— begin TEXT EXTRACT —

# strange use of a Gravely



## Ingersoll444 (Sep 17, 2003)

OK, let me start by saying I have a spare Gravely L, and a warped mind. I am also into boat building, so I figured I would put the two together. I am thinking of building a wooden skiff, and installing the gravely tractor to power it. It could be doable. It would give me forward/reverse, and a high/low speed. I figure I would sit the unit sideways, and attach the prop shaft to the axle output. This would also leave the PTO hookup on on the tractor to power a winch, or something else. What do you think? Am I strange, or does this sound like a good idea? I figure with the low speed, and high tork, I would need a good size prop, but I think it may work.


----------



## johnbron (Sep 17, 2003)

Winch Huh!, Hey Paul what the heck size fish are you expectin ta pull in to that Gravely Boat?.


----------



## jodyand (Sep 16, 2003)

*Slow?*

Wouldn't it be very slow i mean they don't move that fast. 
Jody


----------



## Ingersoll444 (Sep 17, 2003)

*Re: Slow?*



> _Originally posted by jodyand _
> *Wouldn't it be very slow i mean they don't move that fast.
> Jody *


Well first I am not looking for a ski boat. Looking for something that will run at displacment speed, about 5-8 knots, sailboat speed. Also the true speed would be controled by the prop.


----------



## Tractorguy (Sep 17, 2003)

Tractorboat......... You guys need lots of intense professional help....... (wink)


----------



## Ingersoll444 (Sep 17, 2003)

> _Originally posted by johnbron _
> *Winch Huh!, Hey Paul what the heck size fish are you expectin ta pull in to that Gravely Boat?. *



Well, I don't do much fishing. But hey, a boat without a winch, is like a frog without mini blinds.


----------



## jodyand (Sep 16, 2003)

Ingersoll444
What i mean is the wheels on the l don't turn that many RPM. I'm just trying to picture the gravely as a outboard even a little 4 HP outboard has faster rpm at the prop thats all im trying to say. If the prop will make it faster by all means go for it if it don't work you can always make it a tractor again. 
Jody


----------



## Ingersoll444 (Sep 17, 2003)

Jody,
Back in the day, there were a lot of old fishing skiffs, and lanch's powerd buy small low HP gas motors. Some eaven hit/mis, motors. It takes very little HP to move a displacment hull through the water. Most of us are used to a planing boat, and they need a TON of HP, and prop speed. With a low HP, but high tork, motor, you can swing a big/high pitch prop, and get going at a good clip. Now a prop size, and pitch[BTW pich is the angle of the blades] is like gears on a wheel driven bike. high gear, you pedal prity slow, but if you got the leg power you can go prety fast.


----------



## bontai Joe (Sep 16, 2003)

— end TEXT EXTRACT —
— begin EXTRACTED ENTRIES —

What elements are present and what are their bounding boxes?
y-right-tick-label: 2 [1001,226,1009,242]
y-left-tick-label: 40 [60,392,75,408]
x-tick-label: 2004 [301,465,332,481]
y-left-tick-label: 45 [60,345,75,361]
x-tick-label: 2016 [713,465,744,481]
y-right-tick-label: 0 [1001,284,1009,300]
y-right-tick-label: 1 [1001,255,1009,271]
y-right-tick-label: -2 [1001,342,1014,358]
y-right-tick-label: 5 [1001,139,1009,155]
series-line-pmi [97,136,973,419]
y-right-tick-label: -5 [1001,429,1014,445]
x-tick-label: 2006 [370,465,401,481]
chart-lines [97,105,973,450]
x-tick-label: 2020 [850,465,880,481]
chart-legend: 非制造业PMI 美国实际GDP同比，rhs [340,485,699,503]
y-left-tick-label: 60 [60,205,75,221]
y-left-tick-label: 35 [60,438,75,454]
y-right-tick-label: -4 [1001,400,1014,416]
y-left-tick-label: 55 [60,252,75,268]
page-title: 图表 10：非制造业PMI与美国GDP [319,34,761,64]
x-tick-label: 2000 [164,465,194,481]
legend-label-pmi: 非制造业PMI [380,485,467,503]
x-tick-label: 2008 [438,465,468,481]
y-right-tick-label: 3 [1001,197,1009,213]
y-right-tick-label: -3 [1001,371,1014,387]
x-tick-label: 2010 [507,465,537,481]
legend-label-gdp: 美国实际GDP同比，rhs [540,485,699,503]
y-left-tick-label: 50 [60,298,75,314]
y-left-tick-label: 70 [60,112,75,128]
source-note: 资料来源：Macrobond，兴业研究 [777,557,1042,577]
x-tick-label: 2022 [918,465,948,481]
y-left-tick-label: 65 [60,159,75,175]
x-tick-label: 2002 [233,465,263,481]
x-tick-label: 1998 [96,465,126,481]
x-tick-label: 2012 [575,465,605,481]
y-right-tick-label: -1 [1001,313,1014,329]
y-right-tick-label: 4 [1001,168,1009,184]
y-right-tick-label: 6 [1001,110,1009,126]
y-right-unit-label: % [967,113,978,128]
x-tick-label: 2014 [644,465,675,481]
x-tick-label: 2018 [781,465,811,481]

— end EXTRACTED ENTRIES —

▸ EXERCISE INSTRUCTIONS:
(1) In the forum thread about powering a boat with a Gravely tractor, what speed does Ingersoll444 say he wants the boat to run at?
(2) Rewrite the Gravely boat thread starting with "OK, let me start" and going on through "johnbron (Sep 17, 2003)", putting "small dory" wherever "wooden skiff" appears.
(3) Go on with the forum thread about putting a Gravely tractor in a boat, picking up after its last line.

▸ ANSWER LIST:
(1) About 5-8 knots, which is displacement or sailboat speed.

(2)
OK, let me start by saying I have a spare Gravely L, and a warped mind. I am also into boat building, so I figured I would put the two together. I am thinking of building a small dory, and installing the gravely tractor to power it. It could be doable. It would give me forward/reverse, and a high/low speed. I figure I would sit the unit sideways, and attach the prop shaft to the axle output. This would also leave the PTO hookup on on the tractor to power a winch, or something else. What do you think? Am I strange, or does this sound like a good idea? I figure with the low speed, and high tork, I would need a good size prop, but I think it may work.


----------



## johnbron (Sep 17, 2003)

(3)
I think it's a great idea! Might I suggest that you use the PTO shaft for your Prop for it's higher rpms and the axle shaft for your winch for it's greater torque and forward/reverse feature. Doing it this way you will loose reverse in your prop but gain forward/reverse in your winch and faster prop speed and the tractor can be mounted in line with the keel and will narrow up your boat. What do you plan on winching? Sunken treasure??!!! Long lost tractors at the bottom of the lake? Can I come along???


----------



## Ingersoll444 (Sep 17, 2003)

see I thought of the PTO first, but would need a rev gear. Also with the unit sideways, it will be easyer to start, besouse you pull from the side.


----------



## rkcr123 (Sep 19, 2003)

It'd be great for mowing lillypads


----------



## Ingersoll444 (Sep 17, 2003)

> _Originally posted by rkcr123 _
> *It'd be great for mowing lillypads *


Good call. Get a sickel bar attachment, and I am all set.


----------



## Ingersoll444 (Sep 17, 2003)

You know I must be REAL warped. This thought STILL keeps running through my mind 

After looking at the tractor, with out an attachment it is pretty small. I could prbably get by with a beam of about 36". I would have to change the carb though. That old style, updraft carb leaks WAY to much gas, eaven on a good day. Probably could adapt some form of modern carb to it though. hmmmmmmm.........

Got to say it would be kinda cool just thumping around the bay, next to those muti millon doller boats,[I do my boating on the same bay Hyanis horbur in on] with a boat powerd by an old lawn mower


----------



## jodyand (Sep 16, 2003)

*Finish what you have started*

Lets get the Ingersoll running and the trailer finish and the mustang done then you can think boat.:smiles: 
Jody


----------



## Ingersoll444 (Sep 17, 2003)

*Re: Finish what you have started*



> _Originally posted by jodyand _
> *Lets get the Ingersoll running and the trailer finish and the mustang done then you can think boat.:smiles:
> Jody *



LOL owwww but what fun is THAT??????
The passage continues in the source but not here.